# Written task
Could you express the items below, from the start of the items through the line containing "code-line: pt90 (polar", as a Markdown table with the columns Row and Text, numbering each row and leaving out blank lines?

## Begin

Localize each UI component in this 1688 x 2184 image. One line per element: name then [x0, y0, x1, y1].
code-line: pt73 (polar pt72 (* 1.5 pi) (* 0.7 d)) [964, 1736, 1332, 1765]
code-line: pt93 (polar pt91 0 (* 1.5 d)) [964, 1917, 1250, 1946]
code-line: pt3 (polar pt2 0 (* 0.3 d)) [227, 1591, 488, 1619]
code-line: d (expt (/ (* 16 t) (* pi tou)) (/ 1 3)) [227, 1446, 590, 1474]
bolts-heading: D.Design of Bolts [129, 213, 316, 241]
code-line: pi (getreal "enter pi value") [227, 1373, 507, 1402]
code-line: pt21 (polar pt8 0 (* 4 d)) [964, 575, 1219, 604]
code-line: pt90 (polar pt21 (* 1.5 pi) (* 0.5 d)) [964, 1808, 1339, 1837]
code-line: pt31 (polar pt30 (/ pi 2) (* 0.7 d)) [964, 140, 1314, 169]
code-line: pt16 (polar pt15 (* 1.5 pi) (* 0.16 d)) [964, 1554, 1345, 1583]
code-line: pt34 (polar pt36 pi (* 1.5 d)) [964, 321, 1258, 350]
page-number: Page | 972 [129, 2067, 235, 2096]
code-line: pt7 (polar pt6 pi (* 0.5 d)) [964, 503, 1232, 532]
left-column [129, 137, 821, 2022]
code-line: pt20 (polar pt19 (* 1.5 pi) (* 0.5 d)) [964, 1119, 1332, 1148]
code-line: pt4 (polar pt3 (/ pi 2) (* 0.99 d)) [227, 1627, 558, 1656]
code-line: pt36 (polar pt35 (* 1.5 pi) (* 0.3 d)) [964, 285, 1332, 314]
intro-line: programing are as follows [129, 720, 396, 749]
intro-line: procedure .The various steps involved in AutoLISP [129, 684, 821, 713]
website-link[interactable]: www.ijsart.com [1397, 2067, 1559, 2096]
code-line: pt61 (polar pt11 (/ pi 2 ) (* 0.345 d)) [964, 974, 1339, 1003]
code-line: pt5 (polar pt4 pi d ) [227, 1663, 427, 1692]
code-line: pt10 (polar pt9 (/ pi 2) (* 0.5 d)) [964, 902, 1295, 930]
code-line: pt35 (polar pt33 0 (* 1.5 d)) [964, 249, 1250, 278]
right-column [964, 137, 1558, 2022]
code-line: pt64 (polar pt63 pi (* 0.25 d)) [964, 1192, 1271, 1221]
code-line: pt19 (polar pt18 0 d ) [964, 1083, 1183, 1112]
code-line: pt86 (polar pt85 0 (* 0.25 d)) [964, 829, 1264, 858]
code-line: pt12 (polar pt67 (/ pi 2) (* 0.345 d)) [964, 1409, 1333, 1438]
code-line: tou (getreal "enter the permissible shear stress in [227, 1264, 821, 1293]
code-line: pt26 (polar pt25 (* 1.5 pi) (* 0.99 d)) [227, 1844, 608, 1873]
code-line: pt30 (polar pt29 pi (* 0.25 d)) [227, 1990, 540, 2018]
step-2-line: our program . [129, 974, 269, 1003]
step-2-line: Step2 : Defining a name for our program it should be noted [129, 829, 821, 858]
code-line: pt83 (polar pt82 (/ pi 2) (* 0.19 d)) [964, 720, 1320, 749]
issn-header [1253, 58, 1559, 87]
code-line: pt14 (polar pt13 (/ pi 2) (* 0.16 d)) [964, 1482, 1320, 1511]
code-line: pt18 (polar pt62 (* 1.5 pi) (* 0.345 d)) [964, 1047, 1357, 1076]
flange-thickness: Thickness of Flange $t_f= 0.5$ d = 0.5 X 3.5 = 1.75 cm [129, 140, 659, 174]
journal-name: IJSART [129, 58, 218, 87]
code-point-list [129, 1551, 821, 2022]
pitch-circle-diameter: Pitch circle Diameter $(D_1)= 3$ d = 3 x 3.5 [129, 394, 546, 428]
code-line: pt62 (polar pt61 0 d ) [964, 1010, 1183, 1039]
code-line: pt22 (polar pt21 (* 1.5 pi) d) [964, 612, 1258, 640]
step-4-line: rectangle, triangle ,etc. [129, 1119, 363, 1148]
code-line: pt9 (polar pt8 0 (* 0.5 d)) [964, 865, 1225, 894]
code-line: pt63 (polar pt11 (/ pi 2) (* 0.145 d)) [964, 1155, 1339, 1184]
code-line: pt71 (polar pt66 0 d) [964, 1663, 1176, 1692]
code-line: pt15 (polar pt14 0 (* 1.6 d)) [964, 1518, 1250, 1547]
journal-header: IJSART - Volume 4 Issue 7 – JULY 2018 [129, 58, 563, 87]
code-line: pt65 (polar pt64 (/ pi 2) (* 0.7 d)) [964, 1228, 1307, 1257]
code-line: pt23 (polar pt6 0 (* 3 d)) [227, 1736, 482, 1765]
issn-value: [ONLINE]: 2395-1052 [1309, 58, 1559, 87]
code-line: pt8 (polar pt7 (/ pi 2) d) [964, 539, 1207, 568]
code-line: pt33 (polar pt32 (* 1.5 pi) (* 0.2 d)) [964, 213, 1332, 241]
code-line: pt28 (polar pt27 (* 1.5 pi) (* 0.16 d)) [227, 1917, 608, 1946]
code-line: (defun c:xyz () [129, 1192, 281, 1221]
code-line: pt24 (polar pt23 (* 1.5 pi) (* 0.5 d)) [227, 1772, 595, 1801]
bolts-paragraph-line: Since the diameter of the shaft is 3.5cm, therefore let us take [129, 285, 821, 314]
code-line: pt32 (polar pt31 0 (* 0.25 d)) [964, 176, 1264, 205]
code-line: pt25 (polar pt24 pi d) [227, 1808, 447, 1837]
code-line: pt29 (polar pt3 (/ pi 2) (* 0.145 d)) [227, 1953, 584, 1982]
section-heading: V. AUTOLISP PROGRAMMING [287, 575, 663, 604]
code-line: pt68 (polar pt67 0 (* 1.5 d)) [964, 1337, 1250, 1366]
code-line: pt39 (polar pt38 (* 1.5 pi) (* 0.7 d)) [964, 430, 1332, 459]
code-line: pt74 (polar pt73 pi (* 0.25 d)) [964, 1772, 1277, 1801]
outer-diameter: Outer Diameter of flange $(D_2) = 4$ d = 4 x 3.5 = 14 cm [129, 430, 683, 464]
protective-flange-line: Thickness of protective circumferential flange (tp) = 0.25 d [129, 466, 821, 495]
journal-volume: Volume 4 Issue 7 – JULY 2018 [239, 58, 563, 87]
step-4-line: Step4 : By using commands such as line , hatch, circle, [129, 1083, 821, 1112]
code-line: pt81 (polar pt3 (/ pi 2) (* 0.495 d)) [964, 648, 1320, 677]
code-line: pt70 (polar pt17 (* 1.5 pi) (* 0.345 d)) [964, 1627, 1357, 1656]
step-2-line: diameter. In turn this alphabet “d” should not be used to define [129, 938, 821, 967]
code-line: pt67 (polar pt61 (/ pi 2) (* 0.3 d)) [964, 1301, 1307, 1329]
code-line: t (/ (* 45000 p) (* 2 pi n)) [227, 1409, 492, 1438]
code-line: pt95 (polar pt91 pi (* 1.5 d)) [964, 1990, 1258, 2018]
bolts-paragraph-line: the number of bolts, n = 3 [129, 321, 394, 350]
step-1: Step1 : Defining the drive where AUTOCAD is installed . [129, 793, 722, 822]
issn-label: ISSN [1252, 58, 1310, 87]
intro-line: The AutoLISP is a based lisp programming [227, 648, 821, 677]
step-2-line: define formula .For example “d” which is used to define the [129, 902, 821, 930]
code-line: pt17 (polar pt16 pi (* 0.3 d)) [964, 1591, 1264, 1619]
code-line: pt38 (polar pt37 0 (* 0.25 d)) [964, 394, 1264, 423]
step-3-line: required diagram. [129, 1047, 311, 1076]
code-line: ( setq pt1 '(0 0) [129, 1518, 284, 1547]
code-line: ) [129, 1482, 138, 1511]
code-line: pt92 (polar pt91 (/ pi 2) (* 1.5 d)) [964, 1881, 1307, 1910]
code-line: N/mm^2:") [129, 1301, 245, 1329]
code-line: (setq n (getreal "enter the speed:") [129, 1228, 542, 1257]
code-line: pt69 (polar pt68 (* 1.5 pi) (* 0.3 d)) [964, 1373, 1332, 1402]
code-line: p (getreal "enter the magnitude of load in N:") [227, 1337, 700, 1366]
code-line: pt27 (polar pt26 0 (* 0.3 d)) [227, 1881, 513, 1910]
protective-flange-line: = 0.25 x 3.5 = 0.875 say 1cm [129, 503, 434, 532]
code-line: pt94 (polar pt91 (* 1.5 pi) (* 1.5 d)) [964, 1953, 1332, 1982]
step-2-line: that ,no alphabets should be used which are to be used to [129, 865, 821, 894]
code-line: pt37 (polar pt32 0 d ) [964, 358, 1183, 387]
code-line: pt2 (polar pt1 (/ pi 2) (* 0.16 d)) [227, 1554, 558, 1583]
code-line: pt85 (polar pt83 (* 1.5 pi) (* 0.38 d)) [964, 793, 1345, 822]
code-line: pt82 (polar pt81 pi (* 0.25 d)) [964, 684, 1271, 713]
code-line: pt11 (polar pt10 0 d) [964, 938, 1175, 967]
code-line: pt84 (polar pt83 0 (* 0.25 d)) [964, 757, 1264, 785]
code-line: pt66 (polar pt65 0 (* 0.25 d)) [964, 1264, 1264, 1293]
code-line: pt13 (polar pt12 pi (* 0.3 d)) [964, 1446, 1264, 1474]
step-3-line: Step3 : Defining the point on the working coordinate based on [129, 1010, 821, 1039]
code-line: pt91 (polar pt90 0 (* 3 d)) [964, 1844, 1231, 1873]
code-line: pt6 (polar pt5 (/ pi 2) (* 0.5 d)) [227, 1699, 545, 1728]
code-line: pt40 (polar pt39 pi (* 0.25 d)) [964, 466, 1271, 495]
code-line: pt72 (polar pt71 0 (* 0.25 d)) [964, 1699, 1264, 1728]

## End

# Answer to the task
| Row | Text |
|---|---|
| 1 | Localize each UI component in this 1688 x 2184 image. One line per element: name then [x0, y0, x1, y1]. |
| 2 | code-line: pt73 (polar pt72 (* 1.5 pi) (* 0.7 d)) [964, 1736, 1332, 1765] |
| 3 | code-line: pt93 (polar pt91 0 (* 1.5 d)) [964, 1917, 1250, 1946] |
| 4 | code-line: pt3 (polar pt2 0 (* 0.3 d)) [227, 1591, 488, 1619] |
| 5 | code-line: d (expt (/ (* 16 t) (* pi tou)) (/ 1 3)) [227, 1446, 590, 1474] |
| 6 | bolts-heading: D.Design of Bolts [129, 213, 316, 241] |
| 7 | code-line: pi (getreal "enter pi value") [227, 1373, 507, 1402] |
| 8 | code-line: pt21 (polar pt8 0 (* 4 d)) [964, 575, 1219, 604] |
| 9 | code-line: pt90 (polar pt21 (* 1.5 pi) (* 0.5 d)) [964, 1808, 1339, 1837] |